• Given task: Draw out every line with the word "حدثنا" from the listing below.

• Extracted records:
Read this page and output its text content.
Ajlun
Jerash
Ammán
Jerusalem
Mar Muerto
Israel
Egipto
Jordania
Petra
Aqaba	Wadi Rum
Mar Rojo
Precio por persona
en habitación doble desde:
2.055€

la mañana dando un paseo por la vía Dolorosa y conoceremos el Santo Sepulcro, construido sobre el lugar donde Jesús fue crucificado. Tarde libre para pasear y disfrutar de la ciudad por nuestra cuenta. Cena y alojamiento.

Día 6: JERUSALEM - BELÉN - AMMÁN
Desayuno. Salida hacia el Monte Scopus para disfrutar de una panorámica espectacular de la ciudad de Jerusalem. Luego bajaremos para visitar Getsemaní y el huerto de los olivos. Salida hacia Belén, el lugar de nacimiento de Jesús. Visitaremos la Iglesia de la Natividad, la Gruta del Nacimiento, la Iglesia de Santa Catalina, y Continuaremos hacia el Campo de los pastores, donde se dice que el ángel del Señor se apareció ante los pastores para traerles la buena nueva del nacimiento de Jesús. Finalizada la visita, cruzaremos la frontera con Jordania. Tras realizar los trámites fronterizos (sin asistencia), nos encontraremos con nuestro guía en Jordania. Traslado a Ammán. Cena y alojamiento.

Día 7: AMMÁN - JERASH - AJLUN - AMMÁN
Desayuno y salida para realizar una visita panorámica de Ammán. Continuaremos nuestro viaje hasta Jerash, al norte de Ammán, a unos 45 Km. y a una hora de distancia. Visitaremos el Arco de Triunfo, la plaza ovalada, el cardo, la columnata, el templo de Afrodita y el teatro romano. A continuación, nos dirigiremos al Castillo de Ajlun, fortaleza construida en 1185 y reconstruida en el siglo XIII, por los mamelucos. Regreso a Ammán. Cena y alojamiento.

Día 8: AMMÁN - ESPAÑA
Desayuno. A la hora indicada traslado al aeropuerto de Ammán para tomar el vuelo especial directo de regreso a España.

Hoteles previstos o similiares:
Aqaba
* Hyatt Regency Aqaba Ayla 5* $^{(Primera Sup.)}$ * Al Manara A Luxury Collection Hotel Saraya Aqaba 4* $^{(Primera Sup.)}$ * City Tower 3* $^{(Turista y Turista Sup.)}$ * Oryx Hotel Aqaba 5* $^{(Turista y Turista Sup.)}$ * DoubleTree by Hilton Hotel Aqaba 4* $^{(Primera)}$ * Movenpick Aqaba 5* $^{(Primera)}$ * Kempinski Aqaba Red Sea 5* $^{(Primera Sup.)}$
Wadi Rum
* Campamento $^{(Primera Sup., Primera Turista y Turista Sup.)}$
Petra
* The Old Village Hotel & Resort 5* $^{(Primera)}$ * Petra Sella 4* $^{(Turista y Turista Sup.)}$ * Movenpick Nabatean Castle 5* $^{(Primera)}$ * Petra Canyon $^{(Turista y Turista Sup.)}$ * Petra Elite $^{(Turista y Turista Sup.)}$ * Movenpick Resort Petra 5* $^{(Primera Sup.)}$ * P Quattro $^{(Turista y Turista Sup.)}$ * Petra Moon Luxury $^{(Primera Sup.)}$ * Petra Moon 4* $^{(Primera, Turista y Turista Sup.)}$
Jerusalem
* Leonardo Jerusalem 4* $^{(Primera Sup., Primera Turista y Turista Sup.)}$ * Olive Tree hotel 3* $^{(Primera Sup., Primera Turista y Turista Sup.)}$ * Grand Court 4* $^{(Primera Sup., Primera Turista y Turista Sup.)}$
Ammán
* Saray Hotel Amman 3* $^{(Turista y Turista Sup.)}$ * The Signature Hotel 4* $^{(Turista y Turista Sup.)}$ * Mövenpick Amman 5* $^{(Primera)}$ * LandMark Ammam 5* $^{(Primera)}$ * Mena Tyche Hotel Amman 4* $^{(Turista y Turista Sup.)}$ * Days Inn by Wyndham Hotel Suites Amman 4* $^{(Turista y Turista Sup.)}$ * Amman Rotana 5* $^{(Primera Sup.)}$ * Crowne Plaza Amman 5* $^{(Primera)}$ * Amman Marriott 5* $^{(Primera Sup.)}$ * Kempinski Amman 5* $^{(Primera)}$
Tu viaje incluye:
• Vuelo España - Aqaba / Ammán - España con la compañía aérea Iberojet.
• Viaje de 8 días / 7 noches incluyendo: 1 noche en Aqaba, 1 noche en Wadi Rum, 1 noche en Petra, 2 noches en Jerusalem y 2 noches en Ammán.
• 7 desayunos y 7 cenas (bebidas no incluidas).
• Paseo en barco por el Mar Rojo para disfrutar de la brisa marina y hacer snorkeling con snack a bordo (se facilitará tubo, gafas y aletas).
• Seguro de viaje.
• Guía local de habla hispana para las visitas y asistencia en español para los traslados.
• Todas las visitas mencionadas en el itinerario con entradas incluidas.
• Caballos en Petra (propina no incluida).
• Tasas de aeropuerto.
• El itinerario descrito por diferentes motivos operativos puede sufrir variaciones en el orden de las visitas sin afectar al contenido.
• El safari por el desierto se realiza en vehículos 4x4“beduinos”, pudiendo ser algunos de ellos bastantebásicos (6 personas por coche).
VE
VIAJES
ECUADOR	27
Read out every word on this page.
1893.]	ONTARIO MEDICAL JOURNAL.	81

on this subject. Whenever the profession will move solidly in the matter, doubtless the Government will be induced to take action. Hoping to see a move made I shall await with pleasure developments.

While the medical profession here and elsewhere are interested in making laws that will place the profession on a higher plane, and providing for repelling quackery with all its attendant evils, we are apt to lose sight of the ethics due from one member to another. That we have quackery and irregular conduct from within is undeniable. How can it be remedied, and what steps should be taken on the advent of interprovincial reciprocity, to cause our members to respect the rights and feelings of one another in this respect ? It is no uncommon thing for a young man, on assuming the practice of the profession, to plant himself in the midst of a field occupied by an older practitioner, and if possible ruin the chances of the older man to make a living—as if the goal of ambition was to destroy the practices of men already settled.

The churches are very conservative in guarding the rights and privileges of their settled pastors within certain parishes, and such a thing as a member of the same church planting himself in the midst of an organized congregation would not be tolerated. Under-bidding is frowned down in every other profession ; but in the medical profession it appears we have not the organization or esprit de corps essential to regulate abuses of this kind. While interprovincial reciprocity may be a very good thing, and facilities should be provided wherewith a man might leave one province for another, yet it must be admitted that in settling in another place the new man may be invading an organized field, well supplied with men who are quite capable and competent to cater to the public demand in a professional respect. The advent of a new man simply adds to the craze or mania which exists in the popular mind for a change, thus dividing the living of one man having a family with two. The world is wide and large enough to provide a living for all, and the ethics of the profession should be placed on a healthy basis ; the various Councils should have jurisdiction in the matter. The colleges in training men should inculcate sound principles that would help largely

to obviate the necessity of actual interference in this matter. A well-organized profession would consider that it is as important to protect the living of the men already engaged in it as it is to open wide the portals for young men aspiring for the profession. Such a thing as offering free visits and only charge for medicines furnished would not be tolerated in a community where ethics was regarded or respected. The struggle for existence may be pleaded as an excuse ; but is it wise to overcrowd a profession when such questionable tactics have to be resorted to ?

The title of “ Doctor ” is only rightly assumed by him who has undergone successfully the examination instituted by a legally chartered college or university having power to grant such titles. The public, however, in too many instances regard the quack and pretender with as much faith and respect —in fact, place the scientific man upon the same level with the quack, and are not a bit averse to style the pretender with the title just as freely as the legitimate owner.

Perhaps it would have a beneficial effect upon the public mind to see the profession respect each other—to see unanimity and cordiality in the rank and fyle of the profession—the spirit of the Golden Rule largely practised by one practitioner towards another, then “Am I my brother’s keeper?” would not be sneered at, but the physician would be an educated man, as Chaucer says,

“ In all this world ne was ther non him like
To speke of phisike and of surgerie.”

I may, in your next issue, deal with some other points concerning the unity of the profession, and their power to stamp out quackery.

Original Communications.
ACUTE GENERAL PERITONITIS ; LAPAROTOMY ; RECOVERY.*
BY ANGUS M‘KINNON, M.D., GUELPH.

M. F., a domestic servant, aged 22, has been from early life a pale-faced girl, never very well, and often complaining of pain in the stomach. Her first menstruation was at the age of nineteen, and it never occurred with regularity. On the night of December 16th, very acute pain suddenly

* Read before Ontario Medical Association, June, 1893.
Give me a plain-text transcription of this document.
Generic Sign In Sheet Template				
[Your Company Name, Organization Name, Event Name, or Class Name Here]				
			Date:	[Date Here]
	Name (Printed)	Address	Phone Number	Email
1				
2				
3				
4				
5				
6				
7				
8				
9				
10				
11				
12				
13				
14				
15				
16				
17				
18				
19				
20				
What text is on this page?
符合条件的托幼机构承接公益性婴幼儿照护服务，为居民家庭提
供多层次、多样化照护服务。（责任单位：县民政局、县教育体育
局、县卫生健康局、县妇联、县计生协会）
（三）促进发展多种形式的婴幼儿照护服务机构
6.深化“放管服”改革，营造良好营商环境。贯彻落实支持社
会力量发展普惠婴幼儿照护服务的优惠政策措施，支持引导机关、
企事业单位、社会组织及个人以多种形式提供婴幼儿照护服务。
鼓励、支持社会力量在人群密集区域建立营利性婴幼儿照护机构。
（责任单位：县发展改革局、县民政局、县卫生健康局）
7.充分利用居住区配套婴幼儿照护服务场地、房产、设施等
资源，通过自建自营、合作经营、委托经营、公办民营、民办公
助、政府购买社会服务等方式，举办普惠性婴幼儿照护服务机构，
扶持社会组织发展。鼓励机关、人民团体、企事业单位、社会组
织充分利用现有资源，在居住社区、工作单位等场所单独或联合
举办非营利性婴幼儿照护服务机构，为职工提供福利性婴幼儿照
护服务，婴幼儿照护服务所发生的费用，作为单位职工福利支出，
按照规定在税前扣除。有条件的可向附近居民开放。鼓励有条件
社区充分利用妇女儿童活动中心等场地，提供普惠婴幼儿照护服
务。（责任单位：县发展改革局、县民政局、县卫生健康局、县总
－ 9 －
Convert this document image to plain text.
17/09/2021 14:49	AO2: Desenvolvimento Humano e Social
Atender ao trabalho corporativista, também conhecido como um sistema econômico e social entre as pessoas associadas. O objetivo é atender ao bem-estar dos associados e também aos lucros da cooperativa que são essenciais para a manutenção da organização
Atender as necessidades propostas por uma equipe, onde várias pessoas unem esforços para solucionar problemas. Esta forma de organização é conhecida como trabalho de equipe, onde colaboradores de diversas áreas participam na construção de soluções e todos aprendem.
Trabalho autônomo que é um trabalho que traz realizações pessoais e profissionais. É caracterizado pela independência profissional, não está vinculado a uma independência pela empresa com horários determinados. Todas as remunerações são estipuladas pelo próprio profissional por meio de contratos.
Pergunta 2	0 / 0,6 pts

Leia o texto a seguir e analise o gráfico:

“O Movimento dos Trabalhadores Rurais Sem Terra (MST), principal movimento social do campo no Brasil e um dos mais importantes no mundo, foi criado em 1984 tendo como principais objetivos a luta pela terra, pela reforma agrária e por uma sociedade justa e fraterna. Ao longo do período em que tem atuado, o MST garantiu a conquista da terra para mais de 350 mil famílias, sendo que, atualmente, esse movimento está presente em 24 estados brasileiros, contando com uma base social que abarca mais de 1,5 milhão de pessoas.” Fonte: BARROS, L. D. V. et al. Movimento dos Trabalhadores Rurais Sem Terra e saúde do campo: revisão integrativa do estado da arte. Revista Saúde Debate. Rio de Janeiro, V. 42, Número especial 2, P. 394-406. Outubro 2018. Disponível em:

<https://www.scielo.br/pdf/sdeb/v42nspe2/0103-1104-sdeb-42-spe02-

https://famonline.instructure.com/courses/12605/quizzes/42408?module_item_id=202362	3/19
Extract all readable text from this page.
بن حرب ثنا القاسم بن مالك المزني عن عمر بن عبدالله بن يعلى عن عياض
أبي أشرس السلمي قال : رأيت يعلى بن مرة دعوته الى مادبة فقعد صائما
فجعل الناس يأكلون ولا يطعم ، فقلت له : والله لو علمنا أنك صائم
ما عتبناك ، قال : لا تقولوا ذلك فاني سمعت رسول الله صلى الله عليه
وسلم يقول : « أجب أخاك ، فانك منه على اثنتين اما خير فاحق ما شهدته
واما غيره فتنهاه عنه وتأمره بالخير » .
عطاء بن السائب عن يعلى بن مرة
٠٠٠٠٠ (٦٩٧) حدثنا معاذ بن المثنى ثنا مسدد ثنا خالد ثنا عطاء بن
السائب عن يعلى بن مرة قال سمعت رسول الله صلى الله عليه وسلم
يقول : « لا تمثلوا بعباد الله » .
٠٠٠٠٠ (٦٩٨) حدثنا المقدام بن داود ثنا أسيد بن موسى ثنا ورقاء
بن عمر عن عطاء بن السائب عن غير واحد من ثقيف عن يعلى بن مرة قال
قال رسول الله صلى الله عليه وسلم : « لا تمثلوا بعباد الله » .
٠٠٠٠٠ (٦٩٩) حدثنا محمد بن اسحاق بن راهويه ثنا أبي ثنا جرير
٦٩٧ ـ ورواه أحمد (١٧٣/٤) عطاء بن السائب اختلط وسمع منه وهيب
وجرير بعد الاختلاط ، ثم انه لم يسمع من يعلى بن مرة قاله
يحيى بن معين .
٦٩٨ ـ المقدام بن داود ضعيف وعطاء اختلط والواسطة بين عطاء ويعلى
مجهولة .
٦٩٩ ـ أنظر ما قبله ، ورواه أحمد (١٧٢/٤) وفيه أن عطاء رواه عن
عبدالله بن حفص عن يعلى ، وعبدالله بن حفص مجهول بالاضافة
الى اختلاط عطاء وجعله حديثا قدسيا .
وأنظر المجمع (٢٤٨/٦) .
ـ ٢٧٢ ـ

• Answer to this task:
٠٠٠٠٠ (٦٩٧) حدثنا معاذ بن المثنى ثنا مسدد ثنا خالد ثنا عطاء بن
٠٠٠٠٠ (٦٩٨) حدثنا المقدام بن داود ثنا أسيد بن موسى ثنا ورقاء
٠٠٠٠٠ (٦٩٩) حدثنا محمد بن اسحاق بن راهويه ثنا أبي ثنا جرير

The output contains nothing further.